** Consignes **
[1] Dans le texte fourni, pourquoi le maire estime-t-il que Bordeaux doit recevoir au moins sept mille hommes ? Répondez en une à trois phrases.
[2] Recopiez sans rien changer le passage du texte fourni qui commence par « Bonjour à toutes » et se termine par « nous la donner. ».

** Texte fourni **
Bonjour à toutes et à tous.
Bonjour Bernard.
Allez ! une petite suite...
« La dépêche » du 27 mars 1913
Le cas du 57e R.I.
« La mesure projetée est une chose grave » de l’ancien commandant du 18e C.A..
A Bordeaux, la question du départ du 57e R.I.est un peu et même beaucoup la question du jour. Le sentiment général de la population est nettement hostile au déplacement de notre régiment d’infanterie. Parmi les personnalités susceptibles d ‘exprimer des vues autorisées, il n’est personne de favorable à la mesure ministérielle, personne qui s’y rallie ou pour mieux dire, qui ne la désapprouve…
A l’hôtel de ville :
Déclaration de M. le Maire.
L’impression de la municipalité en présence d’une décision qui aurait pour effet de réduire notablement notre population militaire, nous sommes allés prier M. le Maire de bien vouloir nous la donner.
« Jusqu’à nouvel ordre, nous a fort aimablement et textuellement déclaré l’honorable M. Gruet. Je persiste à croire que la mesure dont vous me parlez n’est pas officielle. Car je n’en ai pas été prévenu.
Il est signaler que l’autorité militaire prenne des déterminations aussi graves sans consulter personne, dans les administrations intéressées…
Je ne pense pas que la partie est perdue et nous allons agir. Je ne ferai rien, néanmoins, sans en avoir référé à mes collègues du conseil municipal. La question sera posée devant eux à la première réunion des commissions. Je ne doute pas d’obtenir leur assentiment unanime, une démarche collective des élus de la ville et des élus du département auprès des pouvoirs publics. J’espère que ces voix réunies formeront un organe assez fort pour se faire entendre. Nous ferons notamment valoir que les autorités locales n’ont pas été saisies de la question. L’avis même de M. le Préfet de la Gironde n’a pas été demandé. Et je ne crains pas de m’avancer à dire que ce haut fonctionnaire, invité à fournir son appréciation, eût conclu au maintien du statu quo en ce qui concerne le 57e R.I..
Poursuivant, M. le Maire ajouta que l’argument qu’il venait d’indiquer ne serait pas le seul, ni le principal qu’il serait fournir.
IL existe des contrats entre la ville et l’armée. Elle a mis à la disposition de l’armée des casernements aptes à recevoir au total une garnison de 7000 hommes…
Sept mille hommes, au minimum insista M. le Maire, voilà le chiffre que nous pouvons loger ; voilà le chiffre que nous devons recevoir puisque nous nous sommes imposé les dépenses nécessaires. L’engagement réel de l’autorité militaire vis à vis de Bordeaux n’a jamais été rempli. A telle enseigne, que la garnison actuelle ne dépasse pas 4500 hommes en chiffres ronds. Le remplacement du 57e R.I. par le 7e R.I.C. entraînerait une nouvelle diminution de cette population déjà numériquement médiocre. Je veux croire que l’on nous épargnera ce mécompte supplémentaire, qui toute question de sympathie pour des hôtes de 40 ans mise à part, lèserait gravement le commerce local.

** Données recueillies **
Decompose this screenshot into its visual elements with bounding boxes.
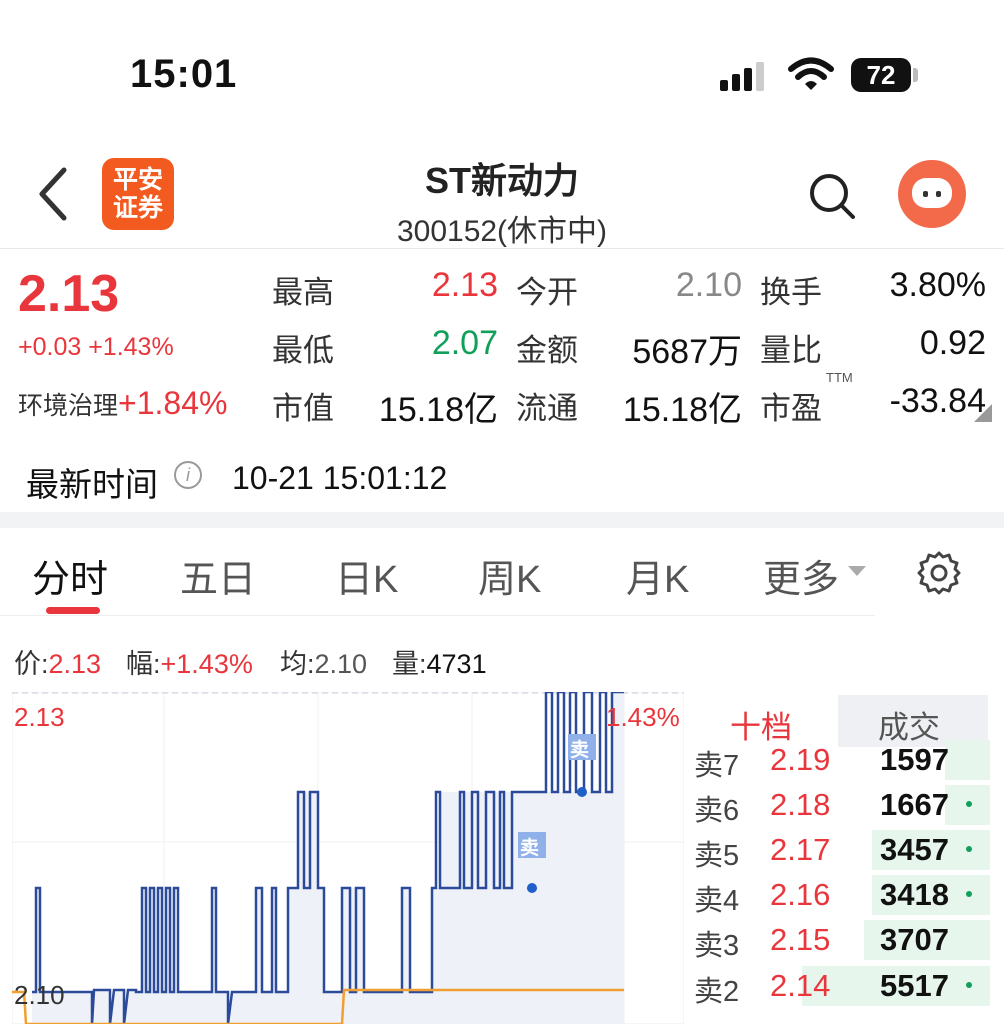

** Réponses par consigne **
[1] Selon M. Gruet, la ville doit recevoir au moins sept mille hommes parce qu'elle a mis à la disposition de l'armée des casernements aptes à loger une garnison de 7000 hommes et qu'elle s'est imposé les dépenses nécessaires. Il ajoute que cet engagement de l'autorité militaire n'a jamais été rempli, puisque la garnison actuelle ne dépasse pas 4500 hommes en chiffres ronds.

[2]
Bonjour à toutes et à tous.
Bonjour Bernard.
Allez ! une petite suite...
« La dépêche » du 27 mars 1913
Le cas du 57e R.I.
« La mesure projetée est une chose grave » de l’ancien commandant du 18e C.A..
A Bordeaux, la question du départ du 57e R.I.est un peu et même beaucoup la question du jour. Le sentiment général de la population est nettement hostile au déplacement de notre régiment d’infanterie. Parmi les personnalités susceptibles d ‘exprimer des vues autorisées, il n’est personne de favorable à la mesure ministérielle, personne qui s’y rallie ou pour mieux dire, qui ne la désapprouve…
A l’hôtel de ville :
Déclaration de M. le Maire.
L’impression de la municipalité en présence d’une décision qui aurait pour effet de réduire notablement notre population militaire, nous sommes allés prier M. le Maire de bien vouloir nous la donner.